[Challenge] Reproduce every entry exactly as shown.

⟨

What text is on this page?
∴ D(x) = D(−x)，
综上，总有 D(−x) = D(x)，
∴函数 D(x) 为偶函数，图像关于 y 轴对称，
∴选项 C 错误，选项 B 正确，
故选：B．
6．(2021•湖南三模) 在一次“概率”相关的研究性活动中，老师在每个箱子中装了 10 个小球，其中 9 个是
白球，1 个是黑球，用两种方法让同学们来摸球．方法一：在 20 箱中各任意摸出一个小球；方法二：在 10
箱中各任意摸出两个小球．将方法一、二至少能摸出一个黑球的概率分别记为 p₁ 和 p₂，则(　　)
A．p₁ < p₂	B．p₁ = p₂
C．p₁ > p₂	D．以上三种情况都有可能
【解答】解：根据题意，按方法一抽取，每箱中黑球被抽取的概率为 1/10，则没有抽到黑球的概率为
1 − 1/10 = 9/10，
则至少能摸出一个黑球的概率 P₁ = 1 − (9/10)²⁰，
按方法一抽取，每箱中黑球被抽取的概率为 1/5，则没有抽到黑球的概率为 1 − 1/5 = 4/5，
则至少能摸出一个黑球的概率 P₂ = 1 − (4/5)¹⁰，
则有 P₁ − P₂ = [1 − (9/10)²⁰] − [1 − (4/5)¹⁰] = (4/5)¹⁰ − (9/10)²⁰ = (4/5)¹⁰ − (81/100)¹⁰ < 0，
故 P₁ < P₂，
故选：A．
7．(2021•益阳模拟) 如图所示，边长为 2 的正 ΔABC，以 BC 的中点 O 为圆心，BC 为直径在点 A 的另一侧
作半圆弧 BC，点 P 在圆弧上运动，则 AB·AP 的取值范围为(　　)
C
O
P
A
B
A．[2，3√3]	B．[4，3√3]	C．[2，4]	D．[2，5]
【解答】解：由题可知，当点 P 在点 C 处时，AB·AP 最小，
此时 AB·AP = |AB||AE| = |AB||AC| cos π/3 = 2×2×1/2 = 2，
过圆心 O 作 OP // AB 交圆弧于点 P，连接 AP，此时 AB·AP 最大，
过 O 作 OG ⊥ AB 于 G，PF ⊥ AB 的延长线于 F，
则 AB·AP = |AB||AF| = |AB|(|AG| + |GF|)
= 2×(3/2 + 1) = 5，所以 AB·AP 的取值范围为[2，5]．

⟩

[Result for this exercise]
What text is on this page?
∴ D(x) = D(−x)，
综上，总有 D(−x) = D(x)，
∴函数 D(x) 为偶函数，图像关于 y 轴对称，
∴选项 C 错误，选项 B 正确，
故选：B．
6．(2021•湖南三模) 在一次“概率”相关的研究性活动中，老师在每个箱子中装了 10 个小球，其中 9 个是
白球，1 个是黑球，用两种方法让同学们来摸球．方法一：在 20 箱中各任意摸出一个小球；方法二：在 10
箱中各任意摸出两个小球．将方法一、二至少能摸出一个黑球的概率分别记为 p₁ 和 p₂，则(　　)
A．p₁ < p₂	B．p₁ = p₂
C．p₁ > p₂	D．以上三种情况都有可能
【解答】解：根据题意，按方法一抽取，每箱中黑球被抽取的概率为 1/10，则没有抽到黑球的概率为
1 − 1/10 = 9/10，
则至少能摸出一个黑球的概率 P₁ = 1 − (9/10)²⁰，
按方法一抽取，每箱中黑球被抽取的概率为 1/5，则没有抽到黑球的概率为 1 − 1/5 = 4/5，
则至少能摸出一个黑球的概率 P₂ = 1 − (4/5)¹⁰，
则有 P₁ − P₂ = [1 − (9/10)²⁰] − [1 − (4/5)¹⁰] = (4/5)¹⁰ − (9/10)²⁰ = (4/5)¹⁰ − (81/100)¹⁰ < 0，
故 P₁ < P₂，
故选：A．
7．(2021•益阳模拟) 如图所示，边长为 2 的正 ΔABC，以 BC 的中点 O 为圆心，BC 为直径在点 A 的另一侧
作半圆弧 BC，点 P 在圆弧上运动，则 AB·AP 的取值范围为(　　)
C
O
P
A
B
A．[2，3√3]	B．[4，3√3]	C．[2，4]	D．[2，5]
【解答】解：由题可知，当点 P 在点 C 处时，AB·AP 最小，
此时 AB·AP = |AB||AE| = |AB||AC| cos π/3 = 2×2×1/2 = 2，
过圆心 O 作 OP // AB 交圆弧于点 P，连接 AP，此时 AB·AP 最大，
过 O 作 OG ⊥ AB 于 G，PF ⊥ AB 的延长线于 F，
则 AB·AP = |AB||AF| = |AB|(|AG| + |GF|)
= 2×(3/2 + 1) = 5，所以 AB·AP 的取值范围为[2，5]．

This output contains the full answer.